== Required work ==
Every record should be restated exactly, with no images included.

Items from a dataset
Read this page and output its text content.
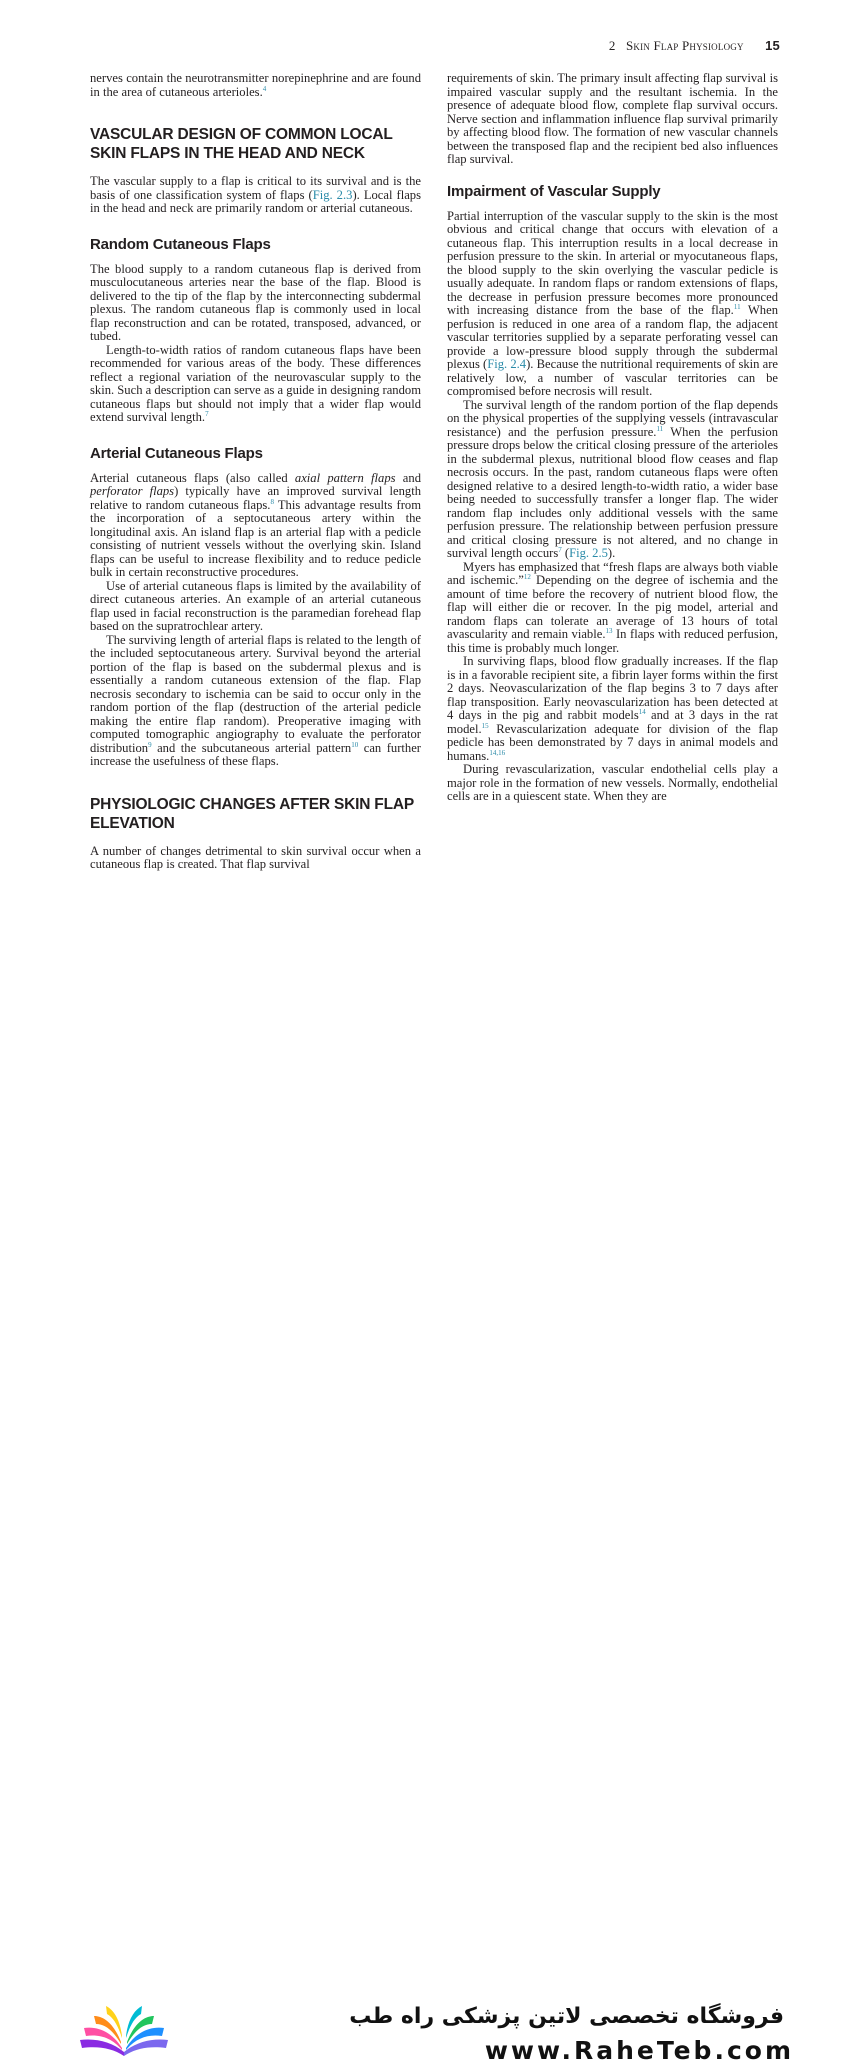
2 Skin Flap Physiology 15

nerves contain the neurotransmitter norepinephrine and are found in the area of cutaneous arterioles.$^4$

VASCULAR DESIGN OF COMMON LOCAL SKIN FLAPS IN THE HEAD AND NECK

The vascular supply to a flap is critical to its survival and is the basis of one classification system of flaps (Fig. 2.3). Local flaps in the head and neck are primarily random or arterial cutaneous.

Random Cutaneous Flaps

The blood supply to a random cutaneous flap is derived from musculocutaneous arteries near the base of the flap. Blood is delivered to the tip of the flap by the interconnecting subdermal plexus. The random cutaneous flap is commonly used in local flap reconstruction and can be rotated, transposed, advanced, or tubed.

Length-to-width ratios of random cutaneous flaps have been recommended for various areas of the body. These differences reflect a regional variation of the neurovascular supply to the skin. Such a description can serve as a guide in designing random cutaneous flaps but should not imply that a wider flap would extend survival length.$^7$

Arterial Cutaneous Flaps

Arterial cutaneous flaps (also called axial pattern flaps and perforator flaps) typically have an improved survival length relative to random cutaneous flaps.$^8$ This advantage results from the incorporation of a septocutaneous artery within the longitudinal axis. An island flap is an arterial flap with a pedicle consisting of nutrient vessels without the overlying skin. Island flaps can be useful to increase flexibility and to reduce pedicle bulk in certain reconstructive procedures.

Use of arterial cutaneous flaps is limited by the availability of direct cutaneous arteries. An example of an arterial cutaneous flap used in facial reconstruction is the paramedian forehead flap based on the supratrochlear artery.

The surviving length of arterial flaps is related to the length of the included septocutaneous artery. Survival beyond the arterial portion of the flap is based on the subdermal plexus and is essentially a random cutaneous extension of the flap. Flap necrosis secondary to ischemia can be said to occur only in the random portion of the flap (destruction of the arterial pedicle making the entire flap random). Preoperative imaging with computed tomographic angiography to evaluate the perforator distribution$^9$ and the subcutaneous arterial pattern$^{10}$ can further increase the usefulness of these flaps.

PHYSIOLOGIC CHANGES AFTER SKIN FLAP ELEVATION

A number of changes detrimental to skin survival occur when a cutaneous flap is created. That flap survival

requirements of skin. The primary insult affecting flap survival is impaired vascular supply and the resultant ischemia. In the presence of adequate blood flow, complete flap survival occurs. Nerve section and inflammation influence flap survival primarily by affecting blood flow. The formation of new vascular channels between the transposed flap and the recipient bed also influences flap survival.

Impairment of Vascular Supply

Partial interruption of the vascular supply to the skin is the most obvious and critical change that occurs with elevation of a cutaneous flap. This interruption results in a local decrease in perfusion pressure to the skin. In arterial or myocutaneous flaps, the blood supply to the skin overlying the vascular pedicle is usually adequate. In random flaps or random extensions of flaps, the decrease in perfusion pressure becomes more pronounced with increasing distance from the base of the flap.$^{11}$ When perfusion is reduced in one area of a random flap, the adjacent vascular territories supplied by a separate perforating vessel can provide a low-pressure blood supply through the subdermal plexus (Fig. 2.4). Because the nutritional requirements of skin are relatively low, a number of vascular territories can be compromised before necrosis will result.

The survival length of the random portion of the flap depends on the physical properties of the supplying vessels (intravascular resistance) and the perfusion pressure.$^{11}$ When the perfusion pressure drops below the critical closing pressure of the arterioles in the subdermal plexus, nutritional blood flow ceases and flap necrosis occurs. In the past, random cutaneous flaps were often designed relative to a desired length-to-width ratio, a wider base being needed to successfully transfer a longer flap. The wider random flap includes only additional vessels with the same perfusion pressure. The relationship between perfusion pressure and critical closing pressure is not altered, and no change in survival length occurs$^7$ (Fig. 2.5).

Myers has emphasized that “fresh flaps are always both viable and ischemic.”$^{12}$ Depending on the degree of ischemia and the amount of time before the recovery of nutrient blood flow, the flap will either die or recover. In the pig model, arterial and random flaps can tolerate an average of 13 hours of total avascularity and remain viable.$^{13}$ In flaps with reduced perfusion, this time is probably much longer.

In surviving flaps, blood flow gradually increases. If the flap is in a favorable recipient site, a fibrin layer forms within the first 2 days. Neovascularization of the flap begins 3 to 7 days after flap transposition. Early neovascularization has been detected at 4 days in the pig and rabbit models$^{14}$ and at 3 days in the rat model.$^{15}$ Revascularization adequate for division of the flap pedicle has been demonstrated by 7 days in animal models and humans.$^{14,16}$

During revascularization, vascular endothelial cells play a major role in the formation of new vessels. Normally, endothelial cells are in a quiescent state. When they are

فروشگاه تخصصی لاتین پزشکی راه طب
www.RaheTeb.com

== Solution ==
Read this page and output its text content.
2 Skin Flap Physiology 15

nerves contain the neurotransmitter norepinephrine and are found in the area of cutaneous arterioles.$^4$

VASCULAR DESIGN OF COMMON LOCAL SKIN FLAPS IN THE HEAD AND NECK

The vascular supply to a flap is critical to its survival and is the basis of one classification system of flaps (Fig. 2.3). Local flaps in the head and neck are primarily random or arterial cutaneous.

Random Cutaneous Flaps

The blood supply to a random cutaneous flap is derived from musculocutaneous arteries near the base of the flap. Blood is delivered to the tip of the flap by the interconnecting subdermal plexus. The random cutaneous flap is commonly used in local flap reconstruction and can be rotated, transposed, advanced, or tubed.

Length-to-width ratios of random cutaneous flaps have been recommended for various areas of the body. These differences reflect a regional variation of the neurovascular supply to the skin. Such a description can serve as a guide in designing random cutaneous flaps but should not imply that a wider flap would extend survival length.$^7$

Arterial Cutaneous Flaps

Arterial cutaneous flaps (also called axial pattern flaps and perforator flaps) typically have an improved survival length relative to random cutaneous flaps.$^8$ This advantage results from the incorporation of a septocutaneous artery within the longitudinal axis. An island flap is an arterial flap with a pedicle consisting of nutrient vessels without the overlying skin. Island flaps can be useful to increase flexibility and to reduce pedicle bulk in certain reconstructive procedures.

Use of arterial cutaneous flaps is limited by the availability of direct cutaneous arteries. An example of an arterial cutaneous flap used in facial reconstruction is the paramedian forehead flap based on the supratrochlear artery.

The surviving length of arterial flaps is related to the length of the included septocutaneous artery. Survival beyond the arterial portion of the flap is based on the subdermal plexus and is essentially a random cutaneous extension of the flap. Flap necrosis secondary to ischemia can be said to occur only in the random portion of the flap (destruction of the arterial pedicle making the entire flap random). Preoperative imaging with computed tomographic angiography to evaluate the perforator distribution$^9$ and the subcutaneous arterial pattern$^{10}$ can further increase the usefulness of these flaps.

PHYSIOLOGIC CHANGES AFTER SKIN FLAP ELEVATION

A number of changes detrimental to skin survival occur when a cutaneous flap is created. That flap survival

requirements of skin. The primary insult affecting flap survival is impaired vascular supply and the resultant ischemia. In the presence of adequate blood flow, complete flap survival occurs. Nerve section and inflammation influence flap survival primarily by affecting blood flow. The formation of new vascular channels between the transposed flap and the recipient bed also influences flap survival.

Impairment of Vascular Supply

Partial interruption of the vascular supply to the skin is the most obvious and critical change that occurs with elevation of a cutaneous flap. This interruption results in a local decrease in perfusion pressure to the skin. In arterial or myocutaneous flaps, the blood supply to the skin overlying the vascular pedicle is usually adequate. In random flaps or random extensions of flaps, the decrease in perfusion pressure becomes more pronounced with increasing distance from the base of the flap.$^{11}$ When perfusion is reduced in one area of a random flap, the adjacent vascular territories supplied by a separate perforating vessel can provide a low-pressure blood supply through the subdermal plexus (Fig. 2.4). Because the nutritional requirements of skin are relatively low, a number of vascular territories can be compromised before necrosis will result.

The survival length of the random portion of the flap depends on the physical properties of the supplying vessels (intravascular resistance) and the perfusion pressure.$^{11}$ When the perfusion pressure drops below the critical closing pressure of the arterioles in the subdermal plexus, nutritional blood flow ceases and flap necrosis occurs. In the past, random cutaneous flaps were often designed relative to a desired length-to-width ratio, a wider base being needed to successfully transfer a longer flap. The wider random flap includes only additional vessels with the same perfusion pressure. The relationship between perfusion pressure and critical closing pressure is not altered, and no change in survival length occurs$^7$ (Fig. 2.5).

Myers has emphasized that “fresh flaps are always both viable and ischemic.”$^{12}$ Depending on the degree of ischemia and the amount of time before the recovery of nutrient blood flow, the flap will either die or recover. In the pig model, arterial and random flaps can tolerate an average of 13 hours of total avascularity and remain viable.$^{13}$ In flaps with reduced perfusion, this time is probably much longer.

In surviving flaps, blood flow gradually increases. If the flap is in a favorable recipient site, a fibrin layer forms within the first 2 days. Neovascularization of the flap begins 3 to 7 days after flap transposition. Early neovascularization has been detected at 4 days in the pig and rabbit models$^{14}$ and at 3 days in the rat model.$^{15}$ Revascularization adequate for division of the flap pedicle has been demonstrated by 7 days in animal models and humans.$^{14,16}$

During revascularization, vascular endothelial cells play a major role in the formation of new vessels. Normally, endothelial cells are in a quiescent state. When they are

فروشگاه تخصصی لاتین پزشکی راه طب
www.RaheTeb.com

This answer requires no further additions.